- WHAT TO WORK ON
Identify each line below containing the string "Path" and copy it.

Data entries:

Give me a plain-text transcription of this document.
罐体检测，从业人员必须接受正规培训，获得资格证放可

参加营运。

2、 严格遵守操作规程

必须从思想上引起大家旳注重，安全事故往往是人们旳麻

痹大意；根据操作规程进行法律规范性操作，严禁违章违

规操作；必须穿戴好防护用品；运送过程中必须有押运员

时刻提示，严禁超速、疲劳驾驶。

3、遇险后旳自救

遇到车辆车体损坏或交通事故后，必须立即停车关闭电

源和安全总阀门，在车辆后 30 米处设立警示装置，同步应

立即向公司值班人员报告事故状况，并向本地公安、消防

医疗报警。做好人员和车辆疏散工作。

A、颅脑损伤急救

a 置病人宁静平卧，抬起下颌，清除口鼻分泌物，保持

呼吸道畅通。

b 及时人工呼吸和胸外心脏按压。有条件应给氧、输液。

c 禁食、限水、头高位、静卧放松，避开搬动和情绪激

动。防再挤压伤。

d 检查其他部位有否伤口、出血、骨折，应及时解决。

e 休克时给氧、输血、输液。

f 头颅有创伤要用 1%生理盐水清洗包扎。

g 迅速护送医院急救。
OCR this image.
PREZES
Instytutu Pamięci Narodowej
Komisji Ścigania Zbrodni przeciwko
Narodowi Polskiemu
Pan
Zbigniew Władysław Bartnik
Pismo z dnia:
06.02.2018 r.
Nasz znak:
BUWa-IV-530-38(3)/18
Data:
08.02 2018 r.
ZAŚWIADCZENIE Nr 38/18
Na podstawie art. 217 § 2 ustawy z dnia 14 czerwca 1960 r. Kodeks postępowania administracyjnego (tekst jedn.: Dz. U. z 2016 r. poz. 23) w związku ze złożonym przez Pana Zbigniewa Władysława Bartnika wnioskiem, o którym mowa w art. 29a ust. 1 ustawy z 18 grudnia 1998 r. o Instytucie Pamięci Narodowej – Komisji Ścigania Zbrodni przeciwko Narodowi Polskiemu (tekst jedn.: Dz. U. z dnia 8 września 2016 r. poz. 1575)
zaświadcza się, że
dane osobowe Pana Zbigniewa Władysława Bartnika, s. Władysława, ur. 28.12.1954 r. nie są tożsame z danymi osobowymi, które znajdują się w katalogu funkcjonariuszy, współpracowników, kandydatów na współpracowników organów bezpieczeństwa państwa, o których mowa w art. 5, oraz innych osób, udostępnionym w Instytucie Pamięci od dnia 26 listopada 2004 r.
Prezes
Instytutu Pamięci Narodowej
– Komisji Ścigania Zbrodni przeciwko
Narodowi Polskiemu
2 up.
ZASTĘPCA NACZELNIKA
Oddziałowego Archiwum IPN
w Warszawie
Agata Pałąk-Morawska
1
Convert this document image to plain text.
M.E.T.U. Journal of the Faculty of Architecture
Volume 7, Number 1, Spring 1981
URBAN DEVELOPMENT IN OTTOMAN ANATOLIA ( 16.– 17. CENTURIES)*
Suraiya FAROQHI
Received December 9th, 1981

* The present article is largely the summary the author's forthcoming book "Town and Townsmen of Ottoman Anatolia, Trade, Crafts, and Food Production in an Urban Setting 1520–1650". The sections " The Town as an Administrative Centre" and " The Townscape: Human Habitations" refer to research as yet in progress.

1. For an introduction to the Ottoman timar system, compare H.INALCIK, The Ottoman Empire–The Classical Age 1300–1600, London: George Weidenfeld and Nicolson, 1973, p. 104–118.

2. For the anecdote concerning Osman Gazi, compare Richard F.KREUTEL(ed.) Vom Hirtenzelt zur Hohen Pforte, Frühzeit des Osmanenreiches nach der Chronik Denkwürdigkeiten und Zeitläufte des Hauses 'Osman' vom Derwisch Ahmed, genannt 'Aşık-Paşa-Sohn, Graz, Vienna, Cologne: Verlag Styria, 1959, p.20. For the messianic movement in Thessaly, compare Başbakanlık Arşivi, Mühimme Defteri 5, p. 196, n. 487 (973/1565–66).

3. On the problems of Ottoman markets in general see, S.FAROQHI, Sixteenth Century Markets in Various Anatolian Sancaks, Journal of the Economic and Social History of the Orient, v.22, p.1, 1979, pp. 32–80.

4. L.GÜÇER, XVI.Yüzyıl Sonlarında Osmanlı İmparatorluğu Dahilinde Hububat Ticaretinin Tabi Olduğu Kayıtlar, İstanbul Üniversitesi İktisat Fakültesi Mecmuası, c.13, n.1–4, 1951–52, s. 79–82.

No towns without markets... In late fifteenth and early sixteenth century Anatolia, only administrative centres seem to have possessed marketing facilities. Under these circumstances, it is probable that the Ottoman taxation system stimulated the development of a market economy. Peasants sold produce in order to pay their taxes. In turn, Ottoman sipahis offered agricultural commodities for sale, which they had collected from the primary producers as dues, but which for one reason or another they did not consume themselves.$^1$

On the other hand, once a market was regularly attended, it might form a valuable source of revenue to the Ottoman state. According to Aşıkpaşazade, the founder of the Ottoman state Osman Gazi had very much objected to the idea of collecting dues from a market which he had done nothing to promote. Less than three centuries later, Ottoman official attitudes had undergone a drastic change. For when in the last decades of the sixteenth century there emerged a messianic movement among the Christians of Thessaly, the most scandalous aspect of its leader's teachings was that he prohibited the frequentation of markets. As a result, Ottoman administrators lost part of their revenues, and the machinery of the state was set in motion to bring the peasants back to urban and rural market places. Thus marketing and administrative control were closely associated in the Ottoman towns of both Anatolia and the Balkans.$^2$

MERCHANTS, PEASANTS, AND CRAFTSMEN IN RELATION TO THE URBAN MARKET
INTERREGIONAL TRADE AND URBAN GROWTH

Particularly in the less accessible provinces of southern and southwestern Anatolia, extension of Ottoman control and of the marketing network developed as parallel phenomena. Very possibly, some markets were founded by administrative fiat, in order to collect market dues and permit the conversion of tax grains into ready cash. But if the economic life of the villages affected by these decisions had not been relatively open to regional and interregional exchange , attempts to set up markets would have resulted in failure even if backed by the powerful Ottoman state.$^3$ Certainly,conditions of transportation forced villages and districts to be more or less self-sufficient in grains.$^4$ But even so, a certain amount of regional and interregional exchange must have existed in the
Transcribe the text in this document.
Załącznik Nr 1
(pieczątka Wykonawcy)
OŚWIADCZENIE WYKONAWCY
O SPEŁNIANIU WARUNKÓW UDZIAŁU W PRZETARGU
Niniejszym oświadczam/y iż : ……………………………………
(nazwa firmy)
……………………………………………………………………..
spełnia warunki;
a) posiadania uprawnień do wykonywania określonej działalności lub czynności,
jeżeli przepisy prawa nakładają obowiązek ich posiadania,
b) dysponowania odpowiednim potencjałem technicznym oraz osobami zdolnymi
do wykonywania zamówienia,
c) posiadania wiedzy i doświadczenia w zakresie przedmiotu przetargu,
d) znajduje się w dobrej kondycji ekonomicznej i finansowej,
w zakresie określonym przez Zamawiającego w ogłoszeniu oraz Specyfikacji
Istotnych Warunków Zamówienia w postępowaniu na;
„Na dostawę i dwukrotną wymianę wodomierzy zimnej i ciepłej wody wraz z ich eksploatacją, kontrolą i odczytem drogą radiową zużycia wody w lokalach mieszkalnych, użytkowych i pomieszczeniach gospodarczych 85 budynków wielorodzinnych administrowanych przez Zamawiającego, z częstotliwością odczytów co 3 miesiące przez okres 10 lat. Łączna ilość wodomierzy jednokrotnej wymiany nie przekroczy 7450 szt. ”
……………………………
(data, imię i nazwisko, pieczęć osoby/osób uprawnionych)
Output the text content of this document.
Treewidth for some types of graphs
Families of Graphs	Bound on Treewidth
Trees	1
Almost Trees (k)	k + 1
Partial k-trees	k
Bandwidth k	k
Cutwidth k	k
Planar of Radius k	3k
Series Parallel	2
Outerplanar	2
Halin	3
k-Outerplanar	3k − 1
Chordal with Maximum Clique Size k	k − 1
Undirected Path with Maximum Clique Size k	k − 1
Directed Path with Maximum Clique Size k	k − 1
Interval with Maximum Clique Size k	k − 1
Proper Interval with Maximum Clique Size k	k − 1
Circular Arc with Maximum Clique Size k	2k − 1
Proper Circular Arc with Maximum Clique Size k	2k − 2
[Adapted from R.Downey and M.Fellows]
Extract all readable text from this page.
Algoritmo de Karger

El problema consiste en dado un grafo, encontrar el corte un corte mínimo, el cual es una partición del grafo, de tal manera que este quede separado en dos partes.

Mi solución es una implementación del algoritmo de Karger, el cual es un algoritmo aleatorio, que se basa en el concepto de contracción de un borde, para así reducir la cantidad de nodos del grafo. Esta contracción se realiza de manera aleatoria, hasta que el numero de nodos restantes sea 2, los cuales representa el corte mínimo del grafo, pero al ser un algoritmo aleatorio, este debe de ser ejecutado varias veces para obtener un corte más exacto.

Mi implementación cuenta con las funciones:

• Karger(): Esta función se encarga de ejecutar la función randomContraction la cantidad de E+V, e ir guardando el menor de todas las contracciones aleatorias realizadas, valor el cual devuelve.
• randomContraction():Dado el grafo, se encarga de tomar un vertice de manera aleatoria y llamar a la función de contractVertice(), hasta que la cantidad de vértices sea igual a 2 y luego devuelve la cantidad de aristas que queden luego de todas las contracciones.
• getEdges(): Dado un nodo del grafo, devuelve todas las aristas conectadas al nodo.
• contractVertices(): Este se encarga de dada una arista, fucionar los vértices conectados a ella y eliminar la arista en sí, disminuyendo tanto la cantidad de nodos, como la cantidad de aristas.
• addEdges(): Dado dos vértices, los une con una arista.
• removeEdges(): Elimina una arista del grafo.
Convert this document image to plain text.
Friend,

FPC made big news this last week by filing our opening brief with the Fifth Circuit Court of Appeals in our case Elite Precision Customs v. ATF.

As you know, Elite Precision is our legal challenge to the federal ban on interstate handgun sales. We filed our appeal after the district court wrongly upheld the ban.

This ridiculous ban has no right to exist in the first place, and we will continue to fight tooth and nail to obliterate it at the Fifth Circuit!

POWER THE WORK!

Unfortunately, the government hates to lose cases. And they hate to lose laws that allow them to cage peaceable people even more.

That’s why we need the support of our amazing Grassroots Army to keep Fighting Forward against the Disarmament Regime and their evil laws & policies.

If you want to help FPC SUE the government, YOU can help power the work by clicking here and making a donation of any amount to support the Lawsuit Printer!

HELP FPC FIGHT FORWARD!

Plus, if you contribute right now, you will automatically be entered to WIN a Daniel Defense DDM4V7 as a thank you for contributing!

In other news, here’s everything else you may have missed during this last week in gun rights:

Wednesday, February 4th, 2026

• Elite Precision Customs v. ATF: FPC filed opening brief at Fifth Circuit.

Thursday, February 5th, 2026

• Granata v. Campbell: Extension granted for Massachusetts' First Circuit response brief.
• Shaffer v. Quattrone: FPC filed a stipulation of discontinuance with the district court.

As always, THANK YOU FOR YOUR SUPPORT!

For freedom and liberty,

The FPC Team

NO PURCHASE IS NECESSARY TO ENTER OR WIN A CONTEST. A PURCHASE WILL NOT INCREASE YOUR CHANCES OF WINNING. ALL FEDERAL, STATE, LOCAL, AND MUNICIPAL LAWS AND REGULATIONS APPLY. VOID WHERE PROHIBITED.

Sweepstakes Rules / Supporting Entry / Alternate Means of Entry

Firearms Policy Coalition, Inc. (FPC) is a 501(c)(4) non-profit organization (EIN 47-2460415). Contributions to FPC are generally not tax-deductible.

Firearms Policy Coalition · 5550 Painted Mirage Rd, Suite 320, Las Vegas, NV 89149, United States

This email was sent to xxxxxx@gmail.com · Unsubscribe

- ANSWER FOR THE TASK
Undirected Path with Maximum Clique Size k	k − 1
Directed Path with Maximum Clique Size k	k − 1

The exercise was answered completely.